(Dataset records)
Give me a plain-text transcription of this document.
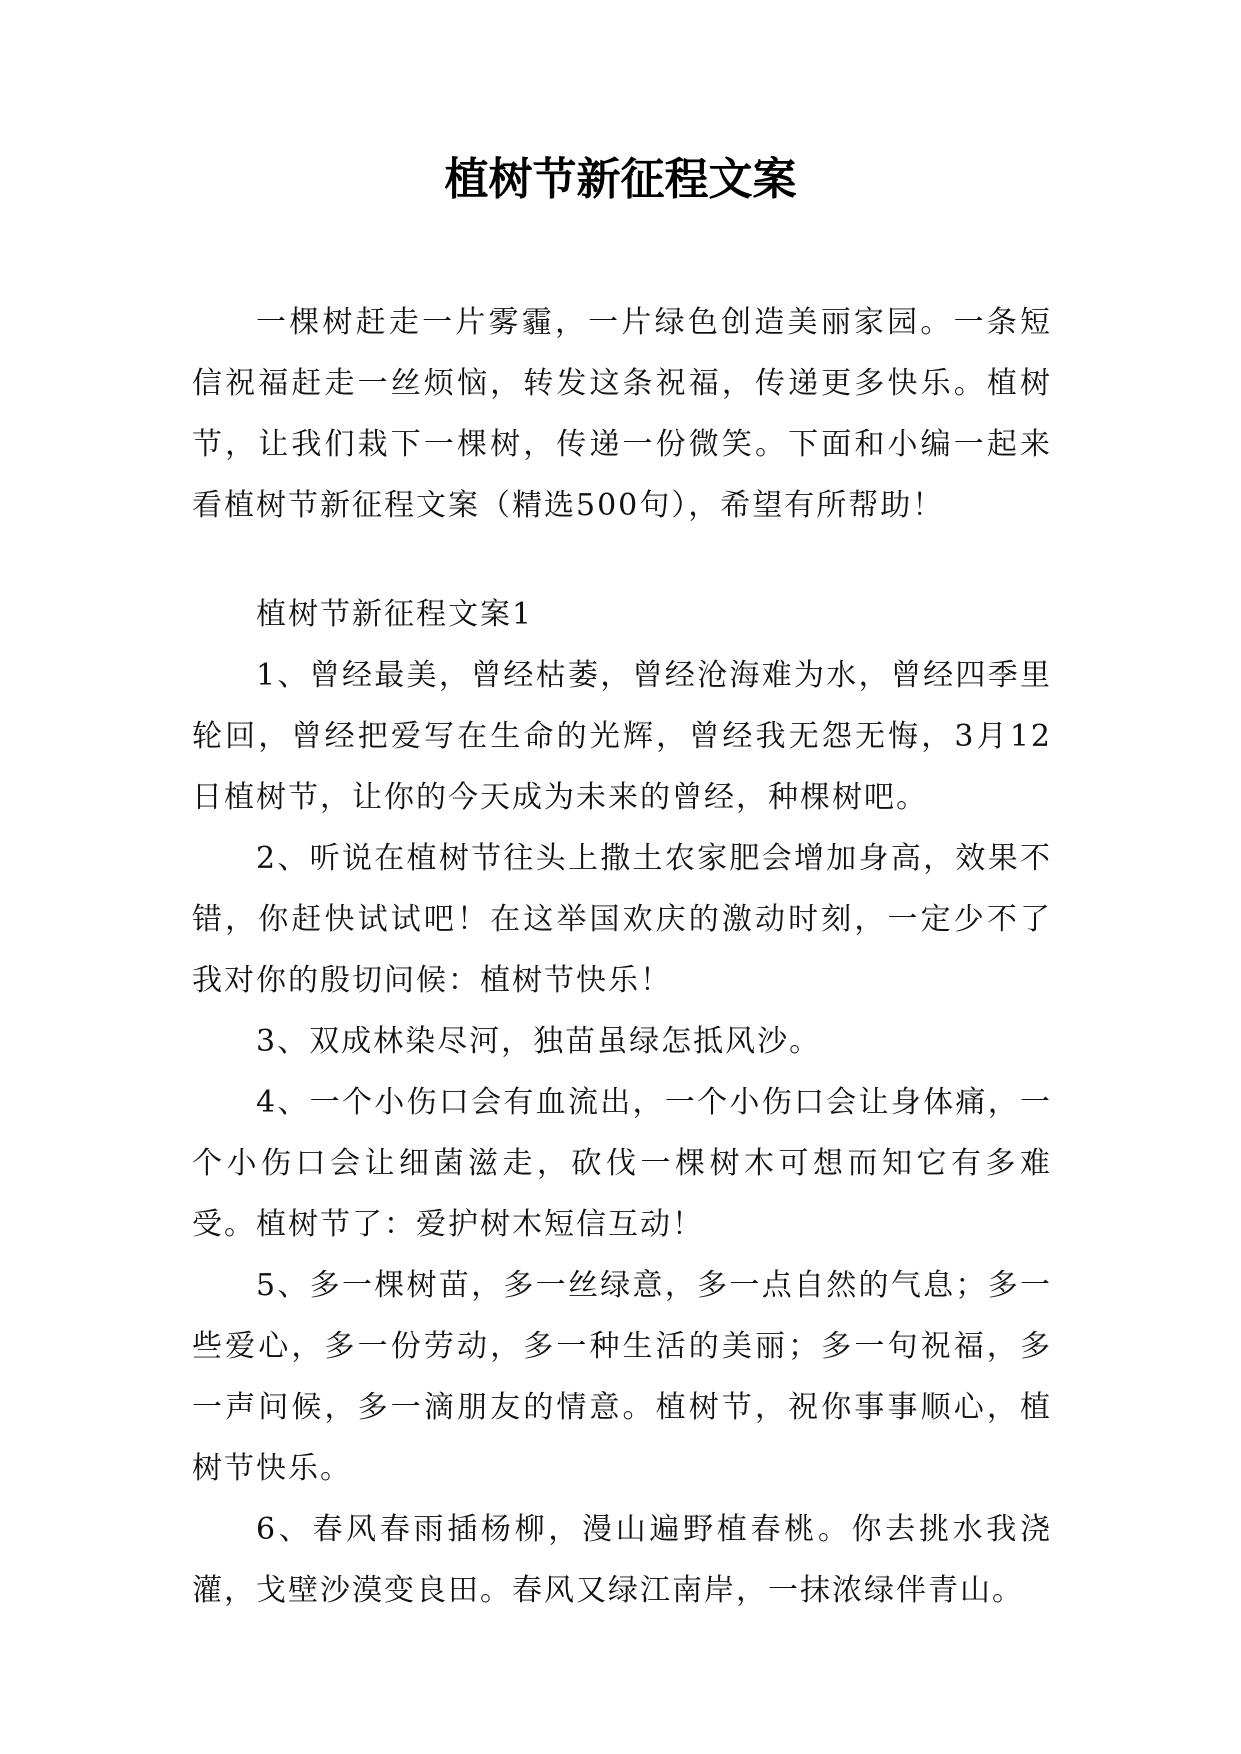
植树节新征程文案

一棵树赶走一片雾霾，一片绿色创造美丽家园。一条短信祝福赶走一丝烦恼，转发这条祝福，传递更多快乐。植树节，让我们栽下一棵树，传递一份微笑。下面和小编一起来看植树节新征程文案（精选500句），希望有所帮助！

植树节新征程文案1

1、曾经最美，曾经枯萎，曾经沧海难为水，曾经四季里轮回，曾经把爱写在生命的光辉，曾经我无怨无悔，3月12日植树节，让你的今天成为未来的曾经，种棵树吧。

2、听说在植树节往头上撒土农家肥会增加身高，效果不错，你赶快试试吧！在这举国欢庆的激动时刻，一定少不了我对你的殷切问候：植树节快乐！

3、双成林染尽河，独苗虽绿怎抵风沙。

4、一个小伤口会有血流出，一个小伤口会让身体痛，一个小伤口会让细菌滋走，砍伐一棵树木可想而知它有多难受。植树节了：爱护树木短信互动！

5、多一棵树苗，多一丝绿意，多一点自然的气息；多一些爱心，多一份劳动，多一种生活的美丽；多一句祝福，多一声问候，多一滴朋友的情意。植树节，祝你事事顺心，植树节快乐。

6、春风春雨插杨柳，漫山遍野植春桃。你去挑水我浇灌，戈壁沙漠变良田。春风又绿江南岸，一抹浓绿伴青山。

==

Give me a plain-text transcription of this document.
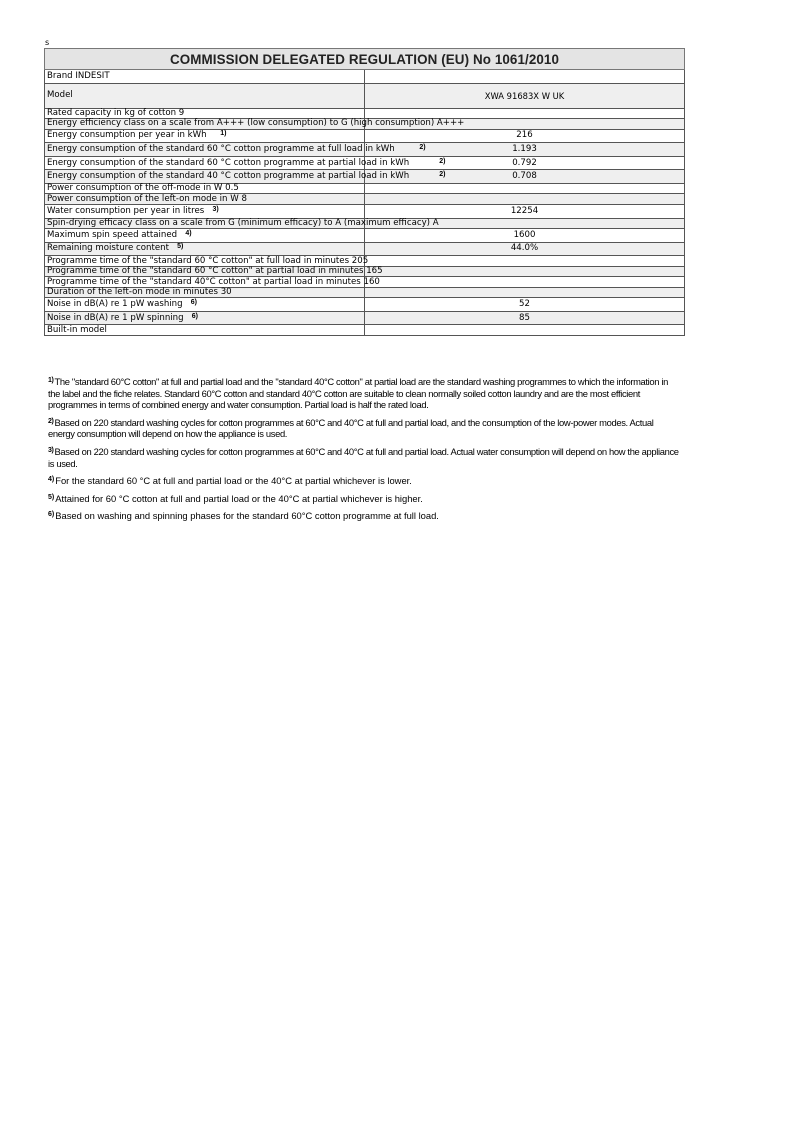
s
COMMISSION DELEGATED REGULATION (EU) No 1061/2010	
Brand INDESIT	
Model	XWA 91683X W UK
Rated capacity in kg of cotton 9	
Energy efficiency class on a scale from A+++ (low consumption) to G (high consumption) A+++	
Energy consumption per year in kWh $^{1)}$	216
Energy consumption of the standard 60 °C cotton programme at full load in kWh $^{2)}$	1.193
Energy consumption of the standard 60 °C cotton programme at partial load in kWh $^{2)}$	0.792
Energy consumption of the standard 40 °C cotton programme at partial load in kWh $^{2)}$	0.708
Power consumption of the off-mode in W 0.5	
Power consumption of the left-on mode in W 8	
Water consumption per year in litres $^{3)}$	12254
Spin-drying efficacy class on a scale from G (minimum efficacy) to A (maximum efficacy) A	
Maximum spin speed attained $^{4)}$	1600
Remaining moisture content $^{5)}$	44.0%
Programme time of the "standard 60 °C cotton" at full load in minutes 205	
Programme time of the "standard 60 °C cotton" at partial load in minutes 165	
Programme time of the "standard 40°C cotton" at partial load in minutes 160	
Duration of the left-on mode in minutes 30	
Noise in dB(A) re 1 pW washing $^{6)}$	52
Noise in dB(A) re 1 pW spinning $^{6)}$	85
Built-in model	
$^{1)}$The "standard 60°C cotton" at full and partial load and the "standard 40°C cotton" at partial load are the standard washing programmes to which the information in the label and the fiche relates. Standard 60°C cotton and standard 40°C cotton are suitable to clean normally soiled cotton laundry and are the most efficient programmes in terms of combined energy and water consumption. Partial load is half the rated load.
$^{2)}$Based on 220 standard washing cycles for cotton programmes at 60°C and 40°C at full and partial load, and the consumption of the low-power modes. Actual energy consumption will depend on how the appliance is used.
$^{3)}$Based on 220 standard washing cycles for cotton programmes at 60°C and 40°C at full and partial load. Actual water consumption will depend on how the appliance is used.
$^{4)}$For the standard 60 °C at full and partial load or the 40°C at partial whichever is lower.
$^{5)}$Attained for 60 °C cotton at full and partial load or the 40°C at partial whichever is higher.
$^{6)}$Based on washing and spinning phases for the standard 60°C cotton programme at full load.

* [WHAT IS ASKED]: Search the listing above for the string "class". Copy every line that contains it.

* [EXPECTED ANSWER]:
Energy efficiency class on a scale from A+++ (low consumption) to G (high consumption) A+++	
Spin-drying efficacy class on a scale from G (minimum efficacy) to A (maximum efficacy) A	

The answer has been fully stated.